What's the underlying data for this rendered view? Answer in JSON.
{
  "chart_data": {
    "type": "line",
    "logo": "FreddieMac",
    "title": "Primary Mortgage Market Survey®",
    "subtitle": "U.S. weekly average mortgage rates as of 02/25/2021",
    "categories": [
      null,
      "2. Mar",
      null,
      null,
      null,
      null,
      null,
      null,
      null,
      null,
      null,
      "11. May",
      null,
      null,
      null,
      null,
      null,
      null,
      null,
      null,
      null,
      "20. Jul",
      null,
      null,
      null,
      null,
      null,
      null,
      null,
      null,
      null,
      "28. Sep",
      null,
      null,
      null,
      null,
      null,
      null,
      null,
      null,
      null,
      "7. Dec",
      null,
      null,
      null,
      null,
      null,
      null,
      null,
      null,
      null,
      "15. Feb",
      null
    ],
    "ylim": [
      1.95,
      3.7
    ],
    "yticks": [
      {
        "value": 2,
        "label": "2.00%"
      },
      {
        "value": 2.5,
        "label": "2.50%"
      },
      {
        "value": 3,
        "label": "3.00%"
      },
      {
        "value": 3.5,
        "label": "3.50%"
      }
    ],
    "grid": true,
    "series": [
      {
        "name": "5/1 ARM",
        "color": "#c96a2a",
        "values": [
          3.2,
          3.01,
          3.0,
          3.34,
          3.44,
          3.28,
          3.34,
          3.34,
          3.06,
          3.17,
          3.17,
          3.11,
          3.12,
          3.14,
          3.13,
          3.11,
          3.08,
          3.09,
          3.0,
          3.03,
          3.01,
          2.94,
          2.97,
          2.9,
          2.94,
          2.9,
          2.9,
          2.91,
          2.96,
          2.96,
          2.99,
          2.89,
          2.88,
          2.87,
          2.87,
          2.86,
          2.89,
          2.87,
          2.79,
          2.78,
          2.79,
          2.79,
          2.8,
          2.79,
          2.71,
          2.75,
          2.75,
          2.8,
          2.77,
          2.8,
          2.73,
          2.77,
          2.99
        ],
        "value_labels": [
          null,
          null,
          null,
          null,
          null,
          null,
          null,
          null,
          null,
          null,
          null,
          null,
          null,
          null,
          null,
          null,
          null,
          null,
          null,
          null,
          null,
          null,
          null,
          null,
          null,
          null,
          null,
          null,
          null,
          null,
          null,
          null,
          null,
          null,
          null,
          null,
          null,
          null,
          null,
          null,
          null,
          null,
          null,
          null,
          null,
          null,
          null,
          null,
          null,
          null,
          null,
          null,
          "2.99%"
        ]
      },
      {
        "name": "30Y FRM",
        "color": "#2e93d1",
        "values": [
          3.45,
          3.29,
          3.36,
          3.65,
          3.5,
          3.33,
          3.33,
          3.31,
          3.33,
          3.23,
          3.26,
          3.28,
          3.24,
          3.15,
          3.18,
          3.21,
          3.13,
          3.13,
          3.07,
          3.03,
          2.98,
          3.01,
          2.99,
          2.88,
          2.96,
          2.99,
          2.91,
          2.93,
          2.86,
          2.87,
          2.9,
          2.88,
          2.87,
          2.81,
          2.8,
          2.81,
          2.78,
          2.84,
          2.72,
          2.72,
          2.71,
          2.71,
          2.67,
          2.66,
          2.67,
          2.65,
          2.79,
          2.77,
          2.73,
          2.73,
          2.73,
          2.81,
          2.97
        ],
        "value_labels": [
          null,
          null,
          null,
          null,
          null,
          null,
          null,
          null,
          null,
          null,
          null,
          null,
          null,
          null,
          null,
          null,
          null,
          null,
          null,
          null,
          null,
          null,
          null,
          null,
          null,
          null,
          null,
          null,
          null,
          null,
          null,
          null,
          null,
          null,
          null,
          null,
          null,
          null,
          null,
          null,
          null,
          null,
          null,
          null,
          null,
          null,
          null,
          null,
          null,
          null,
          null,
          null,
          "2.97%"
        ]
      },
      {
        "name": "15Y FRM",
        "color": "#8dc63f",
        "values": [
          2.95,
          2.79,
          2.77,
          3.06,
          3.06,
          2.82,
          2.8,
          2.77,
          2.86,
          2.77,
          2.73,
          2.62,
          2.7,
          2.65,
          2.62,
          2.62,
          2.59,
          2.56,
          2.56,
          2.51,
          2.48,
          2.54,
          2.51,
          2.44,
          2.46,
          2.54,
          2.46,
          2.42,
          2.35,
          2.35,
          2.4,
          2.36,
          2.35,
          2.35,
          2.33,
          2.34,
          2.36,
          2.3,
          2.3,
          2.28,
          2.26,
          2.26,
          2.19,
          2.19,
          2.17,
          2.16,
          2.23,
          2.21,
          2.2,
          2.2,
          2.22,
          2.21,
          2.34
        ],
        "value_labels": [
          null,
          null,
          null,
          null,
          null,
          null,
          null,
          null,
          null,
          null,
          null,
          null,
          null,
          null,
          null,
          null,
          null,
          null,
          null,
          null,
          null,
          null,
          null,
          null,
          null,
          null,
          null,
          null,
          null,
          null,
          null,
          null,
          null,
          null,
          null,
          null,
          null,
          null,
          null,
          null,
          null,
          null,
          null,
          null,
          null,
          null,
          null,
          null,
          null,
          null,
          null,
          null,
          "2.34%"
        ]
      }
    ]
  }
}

--- --- ---

_REQUIRED TASK_
Select and copy every line of the listing with the word "color".

_OUTPUT OF THE TASK_
        "color": "#c96a2a",
        "color": "#2e93d1",
        "color": "#8dc63f",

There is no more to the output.